Gather up the lines with the word "value" in them.

____

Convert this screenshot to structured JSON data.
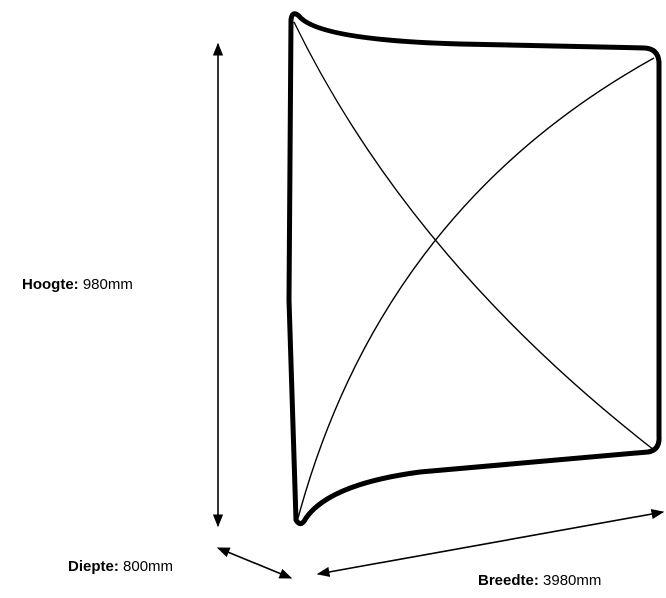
{
  "dimensions": {
    "height": {
      "name": "Hoogte:",
      "value": "980mm"
    },
    "depth": {
      "name": "Diepte:",
      "value": "800mm"
    },
    "width": {
      "name": "Breedte:",
      "value": "3980mm"
    }
  },
  "colors": {
    "stroke": "#000000",
    "background": "#ffffff"
  }
}
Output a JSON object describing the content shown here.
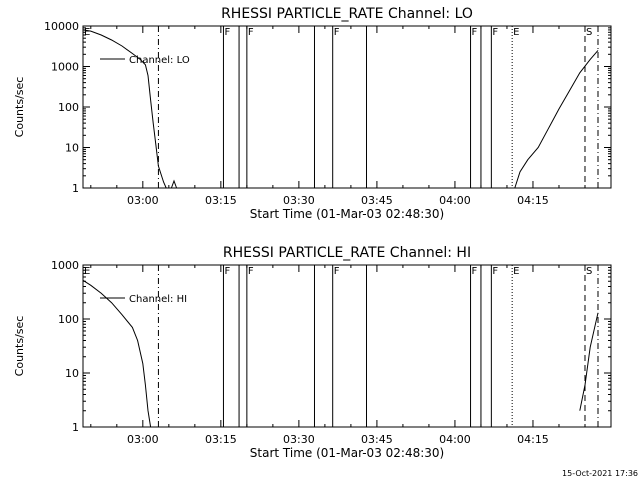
{
  "chart_data": [
    {
      "type": "line",
      "title": "RHESSI PARTICLE_RATE Channel: LO",
      "xlabel": "Start Time (01-Mar-03 02:48:30)",
      "ylabel": "Counts/sec",
      "yscale": "log",
      "ylim": [
        1,
        10000
      ],
      "xlim": [
        "02:48:30",
        "04:30:00"
      ],
      "x_ticks": [
        "03:00",
        "03:15",
        "03:30",
        "03:45",
        "04:00",
        "04:15"
      ],
      "y_ticks": [
        "1",
        "10",
        "100",
        "1000",
        "10000"
      ],
      "legend": "Channel: LO",
      "series": [
        {
          "name": "Channel: LO",
          "segments": [
            [
              [
                "02:48:30",
                8000
              ],
              [
                "02:50:00",
                7500
              ],
              [
                "02:52:00",
                6000
              ],
              [
                "02:54:00",
                4500
              ],
              [
                "02:56:00",
                3200
              ],
              [
                "02:58:00",
                2100
              ],
              [
                "02:59:30",
                1500
              ],
              [
                "03:00:30",
                1100
              ],
              [
                "03:01:00",
                600
              ],
              [
                "03:01:30",
                150
              ],
              [
                "03:02:00",
                40
              ],
              [
                "03:02:30",
                12
              ],
              [
                "03:03:00",
                3.5
              ],
              [
                "03:03:30",
                2.2
              ],
              [
                "03:04:00",
                1.4
              ],
              [
                "03:04:30",
                1.0
              ]
            ],
            [
              [
                "03:05:30",
                1.0
              ],
              [
                "03:06:00",
                1.5
              ],
              [
                "03:06:30",
                1.0
              ]
            ],
            [
              [
                "04:11:30",
                1.0
              ],
              [
                "04:12:30",
                2.5
              ],
              [
                "04:14:00",
                5
              ],
              [
                "04:16:00",
                10
              ],
              [
                "04:18:00",
                30
              ],
              [
                "04:20:00",
                90
              ],
              [
                "04:22:00",
                250
              ],
              [
                "04:24:00",
                700
              ],
              [
                "04:26:00",
                1500
              ],
              [
                "04:27:30",
                2500
              ]
            ]
          ]
        }
      ],
      "markers": [
        {
          "label": "E",
          "time": "02:48:30",
          "style": "solid"
        },
        {
          "label": "",
          "time": "03:03:00",
          "style": "dashdot"
        },
        {
          "label": "F",
          "time": "03:15:30",
          "style": "solid"
        },
        {
          "label": "",
          "time": "03:18:30",
          "style": "solid"
        },
        {
          "label": "F",
          "time": "03:20:00",
          "style": "solid"
        },
        {
          "label": "",
          "time": "03:33:00",
          "style": "solid"
        },
        {
          "label": "F",
          "time": "03:36:30",
          "style": "solid"
        },
        {
          "label": "",
          "time": "03:43:00",
          "style": "solid"
        },
        {
          "label": "F",
          "time": "04:03:00",
          "style": "solid"
        },
        {
          "label": "",
          "time": "04:05:00",
          "style": "solid"
        },
        {
          "label": "F",
          "time": "04:07:00",
          "style": "solid"
        },
        {
          "label": "E",
          "time": "04:11:00",
          "style": "dotted"
        },
        {
          "label": "S",
          "time": "04:25:00",
          "style": "dashed"
        },
        {
          "label": "",
          "time": "04:27:30",
          "style": "dashdot"
        }
      ]
    },
    {
      "type": "line",
      "title": "RHESSI PARTICLE_RATE Channel: HI",
      "xlabel": "Start Time (01-Mar-03 02:48:30)",
      "ylabel": "Counts/sec",
      "yscale": "log",
      "ylim": [
        1,
        1000
      ],
      "xlim": [
        "02:48:30",
        "04:30:00"
      ],
      "x_ticks": [
        "03:00",
        "03:15",
        "03:30",
        "03:45",
        "04:00",
        "04:15"
      ],
      "y_ticks": [
        "1",
        "10",
        "100",
        "1000"
      ],
      "legend": "Channel: HI",
      "series": [
        {
          "name": "Channel: HI",
          "segments": [
            [
              [
                "02:48:30",
                520
              ],
              [
                "02:50:00",
                420
              ],
              [
                "02:52:00",
                300
              ],
              [
                "02:54:00",
                200
              ],
              [
                "02:56:00",
                120
              ],
              [
                "02:58:00",
                70
              ],
              [
                "02:59:00",
                40
              ],
              [
                "03:00:00",
                15
              ],
              [
                "03:00:30",
                6
              ],
              [
                "03:01:00",
                2
              ],
              [
                "03:01:30",
                1.0
              ]
            ],
            [
              [
                "04:24:00",
                2.0
              ],
              [
                "04:25:00",
                6
              ],
              [
                "04:26:00",
                30
              ],
              [
                "04:27:00",
                80
              ],
              [
                "04:27:30",
                130
              ]
            ]
          ]
        }
      ],
      "markers": [
        {
          "label": "E",
          "time": "02:48:30",
          "style": "solid"
        },
        {
          "label": "",
          "time": "03:03:00",
          "style": "dashdot"
        },
        {
          "label": "F",
          "time": "03:15:30",
          "style": "solid"
        },
        {
          "label": "",
          "time": "03:18:30",
          "style": "solid"
        },
        {
          "label": "F",
          "time": "03:20:00",
          "style": "solid"
        },
        {
          "label": "",
          "time": "03:33:00",
          "style": "solid"
        },
        {
          "label": "F",
          "time": "03:36:30",
          "style": "solid"
        },
        {
          "label": "",
          "time": "03:43:00",
          "style": "solid"
        },
        {
          "label": "F",
          "time": "04:03:00",
          "style": "solid"
        },
        {
          "label": "",
          "time": "04:05:00",
          "style": "solid"
        },
        {
          "label": "F",
          "time": "04:07:00",
          "style": "solid"
        },
        {
          "label": "E",
          "time": "04:11:00",
          "style": "dotted"
        },
        {
          "label": "S",
          "time": "04:25:00",
          "style": "dashed"
        },
        {
          "label": "",
          "time": "04:27:30",
          "style": "dashdot"
        }
      ]
    }
  ],
  "footer": {
    "timestamp": "15-Oct-2021 17:36"
  }
}
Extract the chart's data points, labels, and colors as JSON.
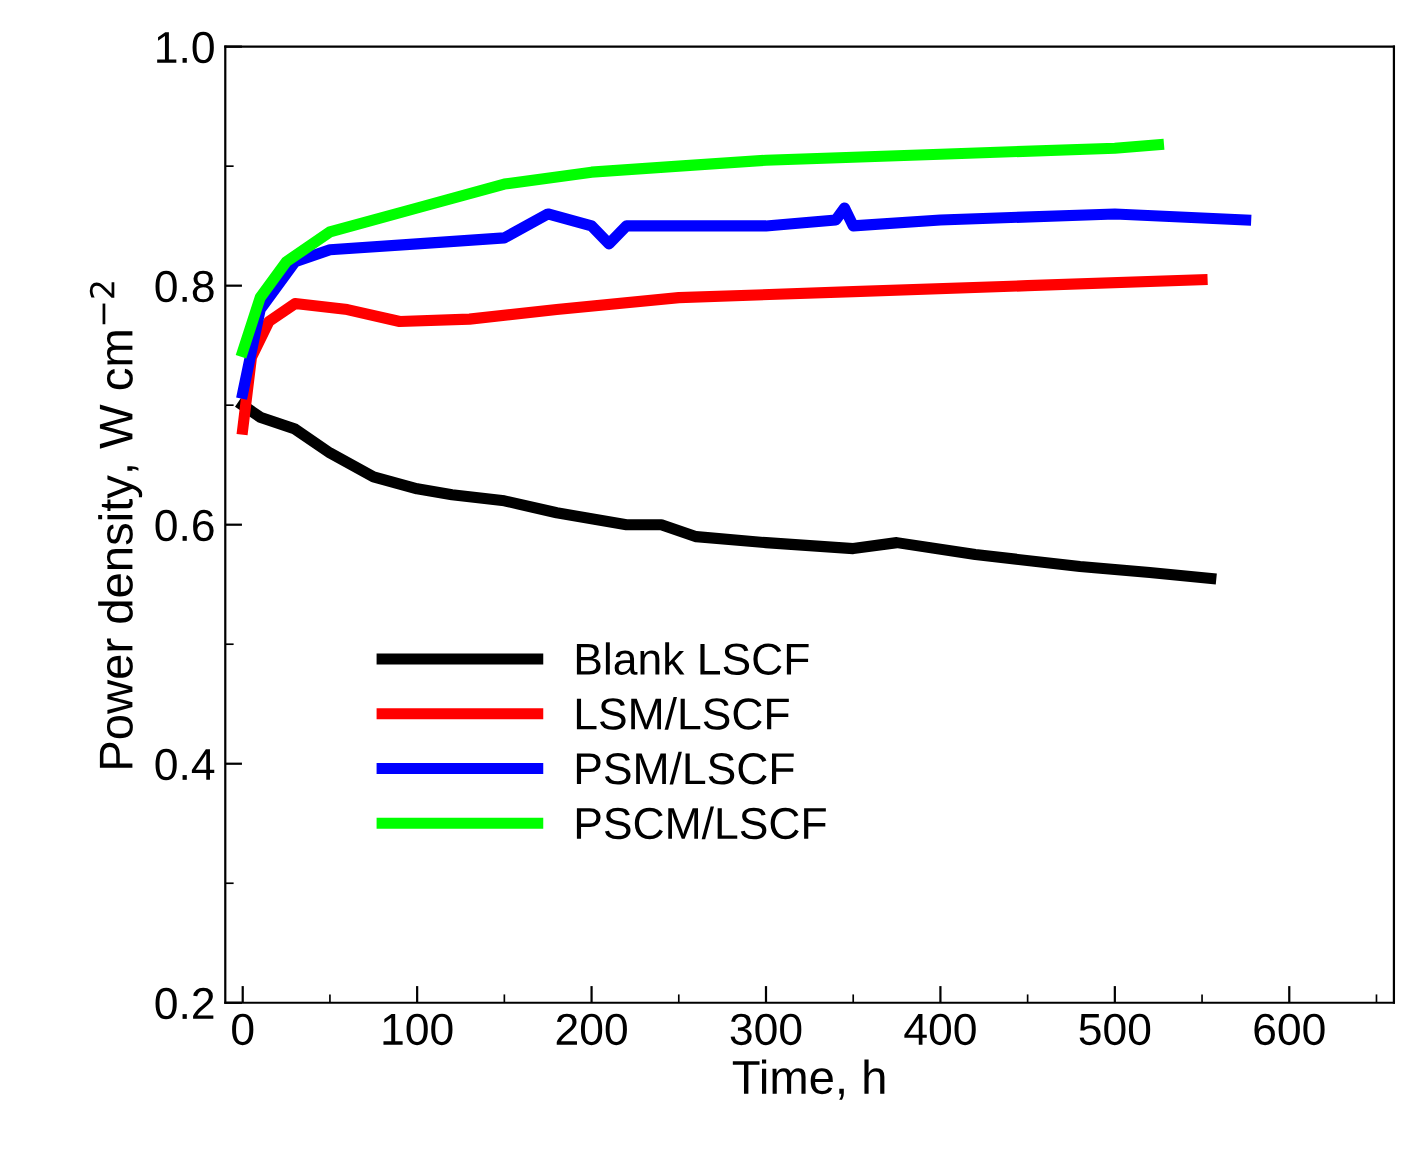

____

SOLUTION FOR THIS TASK.
      "value": "980mm"
      "value": "800mm"
      "value": "3980mm"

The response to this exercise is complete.